TO BE DONE →
Each entry must be reproduced precisely as it stands.

-------- ITEMS --------

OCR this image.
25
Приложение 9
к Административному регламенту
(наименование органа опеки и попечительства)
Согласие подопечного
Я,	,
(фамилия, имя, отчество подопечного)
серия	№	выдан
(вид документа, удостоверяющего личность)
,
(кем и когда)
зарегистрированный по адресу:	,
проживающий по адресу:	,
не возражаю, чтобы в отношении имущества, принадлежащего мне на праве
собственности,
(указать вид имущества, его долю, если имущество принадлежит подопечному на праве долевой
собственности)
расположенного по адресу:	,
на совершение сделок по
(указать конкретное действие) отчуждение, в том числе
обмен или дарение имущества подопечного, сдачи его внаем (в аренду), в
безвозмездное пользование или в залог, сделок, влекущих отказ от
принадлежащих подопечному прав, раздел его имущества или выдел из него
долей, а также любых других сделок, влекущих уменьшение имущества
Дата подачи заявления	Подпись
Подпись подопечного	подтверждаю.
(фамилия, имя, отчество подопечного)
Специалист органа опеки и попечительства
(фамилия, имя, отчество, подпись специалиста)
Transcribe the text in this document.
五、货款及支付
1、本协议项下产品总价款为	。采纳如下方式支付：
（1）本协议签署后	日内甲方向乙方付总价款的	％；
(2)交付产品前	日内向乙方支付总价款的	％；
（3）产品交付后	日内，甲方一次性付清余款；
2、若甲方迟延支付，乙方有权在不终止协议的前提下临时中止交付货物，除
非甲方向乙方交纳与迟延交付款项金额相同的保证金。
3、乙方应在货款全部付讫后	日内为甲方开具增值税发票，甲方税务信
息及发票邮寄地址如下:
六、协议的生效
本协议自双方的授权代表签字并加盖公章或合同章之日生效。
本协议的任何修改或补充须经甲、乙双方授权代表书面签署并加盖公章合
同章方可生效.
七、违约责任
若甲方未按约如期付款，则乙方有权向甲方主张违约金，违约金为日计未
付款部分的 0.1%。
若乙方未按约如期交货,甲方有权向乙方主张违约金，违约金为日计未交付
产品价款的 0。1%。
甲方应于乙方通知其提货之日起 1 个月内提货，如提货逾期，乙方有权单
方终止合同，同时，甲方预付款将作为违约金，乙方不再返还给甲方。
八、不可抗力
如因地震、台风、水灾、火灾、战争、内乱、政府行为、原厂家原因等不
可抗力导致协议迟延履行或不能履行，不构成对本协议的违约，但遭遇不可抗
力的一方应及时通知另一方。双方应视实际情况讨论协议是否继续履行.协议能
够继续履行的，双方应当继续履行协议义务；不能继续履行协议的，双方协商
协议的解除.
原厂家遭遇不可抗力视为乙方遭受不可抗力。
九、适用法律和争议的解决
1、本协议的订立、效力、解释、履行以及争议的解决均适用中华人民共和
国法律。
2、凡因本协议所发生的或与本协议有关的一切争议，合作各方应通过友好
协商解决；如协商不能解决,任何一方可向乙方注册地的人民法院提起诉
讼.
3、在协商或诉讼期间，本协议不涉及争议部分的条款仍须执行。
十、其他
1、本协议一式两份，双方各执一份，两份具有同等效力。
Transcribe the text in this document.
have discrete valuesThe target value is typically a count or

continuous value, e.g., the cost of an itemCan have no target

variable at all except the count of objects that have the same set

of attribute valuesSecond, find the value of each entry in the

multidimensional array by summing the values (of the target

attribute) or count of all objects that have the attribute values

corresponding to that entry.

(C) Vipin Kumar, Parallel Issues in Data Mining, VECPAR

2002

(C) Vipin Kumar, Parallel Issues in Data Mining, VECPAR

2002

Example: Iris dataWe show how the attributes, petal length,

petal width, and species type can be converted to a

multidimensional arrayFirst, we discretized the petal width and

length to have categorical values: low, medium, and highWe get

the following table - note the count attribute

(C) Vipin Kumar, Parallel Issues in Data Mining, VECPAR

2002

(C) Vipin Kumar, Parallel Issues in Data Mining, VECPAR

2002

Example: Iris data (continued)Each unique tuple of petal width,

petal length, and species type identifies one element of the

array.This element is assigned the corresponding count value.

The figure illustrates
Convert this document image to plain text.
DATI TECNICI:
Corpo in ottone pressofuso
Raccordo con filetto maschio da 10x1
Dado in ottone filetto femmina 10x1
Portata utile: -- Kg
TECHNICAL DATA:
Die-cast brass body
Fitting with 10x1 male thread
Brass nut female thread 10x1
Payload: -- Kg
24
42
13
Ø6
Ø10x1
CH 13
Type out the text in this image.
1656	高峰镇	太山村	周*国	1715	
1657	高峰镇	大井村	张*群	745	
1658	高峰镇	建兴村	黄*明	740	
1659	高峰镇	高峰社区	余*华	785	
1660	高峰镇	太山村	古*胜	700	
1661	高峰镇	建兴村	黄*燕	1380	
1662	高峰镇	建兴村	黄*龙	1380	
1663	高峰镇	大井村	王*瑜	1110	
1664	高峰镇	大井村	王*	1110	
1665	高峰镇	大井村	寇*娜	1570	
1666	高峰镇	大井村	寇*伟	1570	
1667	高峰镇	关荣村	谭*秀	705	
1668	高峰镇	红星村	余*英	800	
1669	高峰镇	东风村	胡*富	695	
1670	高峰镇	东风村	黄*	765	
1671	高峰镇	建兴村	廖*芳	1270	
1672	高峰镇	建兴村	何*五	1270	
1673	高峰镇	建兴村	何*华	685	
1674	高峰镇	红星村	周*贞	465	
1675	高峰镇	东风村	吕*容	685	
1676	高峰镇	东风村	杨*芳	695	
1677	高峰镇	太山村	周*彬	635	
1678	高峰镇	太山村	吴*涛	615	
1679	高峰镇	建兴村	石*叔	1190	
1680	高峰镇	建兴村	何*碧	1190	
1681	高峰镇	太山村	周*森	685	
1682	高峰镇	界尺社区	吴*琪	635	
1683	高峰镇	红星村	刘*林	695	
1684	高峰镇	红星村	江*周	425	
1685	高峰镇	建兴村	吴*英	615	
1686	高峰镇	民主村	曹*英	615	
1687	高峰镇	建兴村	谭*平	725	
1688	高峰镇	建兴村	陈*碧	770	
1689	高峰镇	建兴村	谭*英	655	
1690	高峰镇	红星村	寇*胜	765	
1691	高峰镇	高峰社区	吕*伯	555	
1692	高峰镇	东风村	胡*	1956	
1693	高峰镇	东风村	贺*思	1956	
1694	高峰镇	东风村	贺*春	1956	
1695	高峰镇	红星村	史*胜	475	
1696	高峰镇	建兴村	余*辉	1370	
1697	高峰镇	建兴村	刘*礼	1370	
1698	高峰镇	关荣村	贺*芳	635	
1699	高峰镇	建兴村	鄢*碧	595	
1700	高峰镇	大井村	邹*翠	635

--------

WRITTEN SOLUTION →
OCR this image.
25
Приложение 9
к Административному регламенту
(наименование органа опеки и попечительства)
Согласие подопечного
Я,	,
(фамилия, имя, отчество подопечного)
серия	№	выдан
(вид документа, удостоверяющего личность)
,
(кем и когда)
зарегистрированный по адресу:	,
проживающий по адресу:	,
не возражаю, чтобы в отношении имущества, принадлежащего мне на праве
собственности,
(указать вид имущества, его долю, если имущество принадлежит подопечному на праве долевой
собственности)
расположенного по адресу:	,
на совершение сделок по
(указать конкретное действие) отчуждение, в том числе
обмен или дарение имущества подопечного, сдачи его внаем (в аренду), в
безвозмездное пользование или в залог, сделок, влекущих отказ от
принадлежащих подопечному прав, раздел его имущества или выдел из него
долей, а также любых других сделок, влекущих уменьшение имущества
Дата подачи заявления	Подпись
Подпись подопечного	подтверждаю.
(фамилия, имя, отчество подопечного)
Специалист органа опеки и попечительства
(фамилия, имя, отчество, подпись специалиста)
Transcribe the text in this document.
五、货款及支付
1、本协议项下产品总价款为	。采纳如下方式支付：
（1）本协议签署后	日内甲方向乙方付总价款的	％；
(2)交付产品前	日内向乙方支付总价款的	％；
（3）产品交付后	日内，甲方一次性付清余款；
2、若甲方迟延支付，乙方有权在不终止协议的前提下临时中止交付货物，除
非甲方向乙方交纳与迟延交付款项金额相同的保证金。
3、乙方应在货款全部付讫后	日内为甲方开具增值税发票，甲方税务信
息及发票邮寄地址如下:
六、协议的生效
本协议自双方的授权代表签字并加盖公章或合同章之日生效。
本协议的任何修改或补充须经甲、乙双方授权代表书面签署并加盖公章合
同章方可生效.
七、违约责任
若甲方未按约如期付款，则乙方有权向甲方主张违约金，违约金为日计未
付款部分的 0.1%。
若乙方未按约如期交货,甲方有权向乙方主张违约金，违约金为日计未交付
产品价款的 0。1%。
甲方应于乙方通知其提货之日起 1 个月内提货，如提货逾期，乙方有权单
方终止合同，同时，甲方预付款将作为违约金，乙方不再返还给甲方。
八、不可抗力
如因地震、台风、水灾、火灾、战争、内乱、政府行为、原厂家原因等不
可抗力导致协议迟延履行或不能履行，不构成对本协议的违约，但遭遇不可抗
力的一方应及时通知另一方。双方应视实际情况讨论协议是否继续履行.协议能
够继续履行的，双方应当继续履行协议义务；不能继续履行协议的，双方协商
协议的解除.
原厂家遭遇不可抗力视为乙方遭受不可抗力。
九、适用法律和争议的解决
1、本协议的订立、效力、解释、履行以及争议的解决均适用中华人民共和
国法律。
2、凡因本协议所发生的或与本协议有关的一切争议，合作各方应通过友好
协商解决；如协商不能解决,任何一方可向乙方注册地的人民法院提起诉
讼.
3、在协商或诉讼期间，本协议不涉及争议部分的条款仍须执行。
十、其他
1、本协议一式两份，双方各执一份，两份具有同等效力。
Transcribe the text in this document.
have discrete valuesThe target value is typically a count or

continuous value, e.g., the cost of an itemCan have no target

variable at all except the count of objects that have the same set

of attribute valuesSecond, find the value of each entry in the

multidimensional array by summing the values (of the target

attribute) or count of all objects that have the attribute values

corresponding to that entry.

(C) Vipin Kumar, Parallel Issues in Data Mining, VECPAR

2002

(C) Vipin Kumar, Parallel Issues in Data Mining, VECPAR

2002

Example: Iris dataWe show how the attributes, petal length,

petal width, and species type can be converted to a

multidimensional arrayFirst, we discretized the petal width and

length to have categorical values: low, medium, and highWe get

the following table - note the count attribute

(C) Vipin Kumar, Parallel Issues in Data Mining, VECPAR

2002

(C) Vipin Kumar, Parallel Issues in Data Mining, VECPAR

2002

Example: Iris data (continued)Each unique tuple of petal width,

petal length, and species type identifies one element of the

array.This element is assigned the corresponding count value.

The figure illustrates
Convert this document image to plain text.
DATI TECNICI:
Corpo in ottone pressofuso
Raccordo con filetto maschio da 10x1
Dado in ottone filetto femmina 10x1
Portata utile: -- Kg
TECHNICAL DATA:
Die-cast brass body
Fitting with 10x1 male thread
Brass nut female thread 10x1
Payload: -- Kg
24
42
13
Ø6
Ø10x1
CH 13
Type out the text in this image.
1656	高峰镇	太山村	周*国	1715	
1657	高峰镇	大井村	张*群	745	
1658	高峰镇	建兴村	黄*明	740	
1659	高峰镇	高峰社区	余*华	785	
1660	高峰镇	太山村	古*胜	700	
1661	高峰镇	建兴村	黄*燕	1380	
1662	高峰镇	建兴村	黄*龙	1380	
1663	高峰镇	大井村	王*瑜	1110	
1664	高峰镇	大井村	王*	1110	
1665	高峰镇	大井村	寇*娜	1570	
1666	高峰镇	大井村	寇*伟	1570	
1667	高峰镇	关荣村	谭*秀	705	
1668	高峰镇	红星村	余*英	800	
1669	高峰镇	东风村	胡*富	695	
1670	高峰镇	东风村	黄*	765	
1671	高峰镇	建兴村	廖*芳	1270	
1672	高峰镇	建兴村	何*五	1270	
1673	高峰镇	建兴村	何*华	685	
1674	高峰镇	红星村	周*贞	465	
1675	高峰镇	东风村	吕*容	685	
1676	高峰镇	东风村	杨*芳	695	
1677	高峰镇	太山村	周*彬	635	
1678	高峰镇	太山村	吴*涛	615	
1679	高峰镇	建兴村	石*叔	1190	
1680	高峰镇	建兴村	何*碧	1190	
1681	高峰镇	太山村	周*森	685	
1682	高峰镇	界尺社区	吴*琪	635	
1683	高峰镇	红星村	刘*林	695	
1684	高峰镇	红星村	江*周	425	
1685	高峰镇	建兴村	吴*英	615	
1686	高峰镇	民主村	曹*英	615	
1687	高峰镇	建兴村	谭*平	725	
1688	高峰镇	建兴村	陈*碧	770	
1689	高峰镇	建兴村	谭*英	655	
1690	高峰镇	红星村	寇*胜	765	
1691	高峰镇	高峰社区	吕*伯	555	
1692	高峰镇	东风村	胡*	1956	
1693	高峰镇	东风村	贺*思	1956	
1694	高峰镇	东风村	贺*春	1956	
1695	高峰镇	红星村	史*胜	475	
1696	高峰镇	建兴村	余*辉	1370	
1697	高峰镇	建兴村	刘*礼	1370	
1698	高峰镇	关荣村	贺*芳	635	
1699	高峰镇	建兴村	鄢*碧	595	
1700	高峰镇	大井村	邹*翠	635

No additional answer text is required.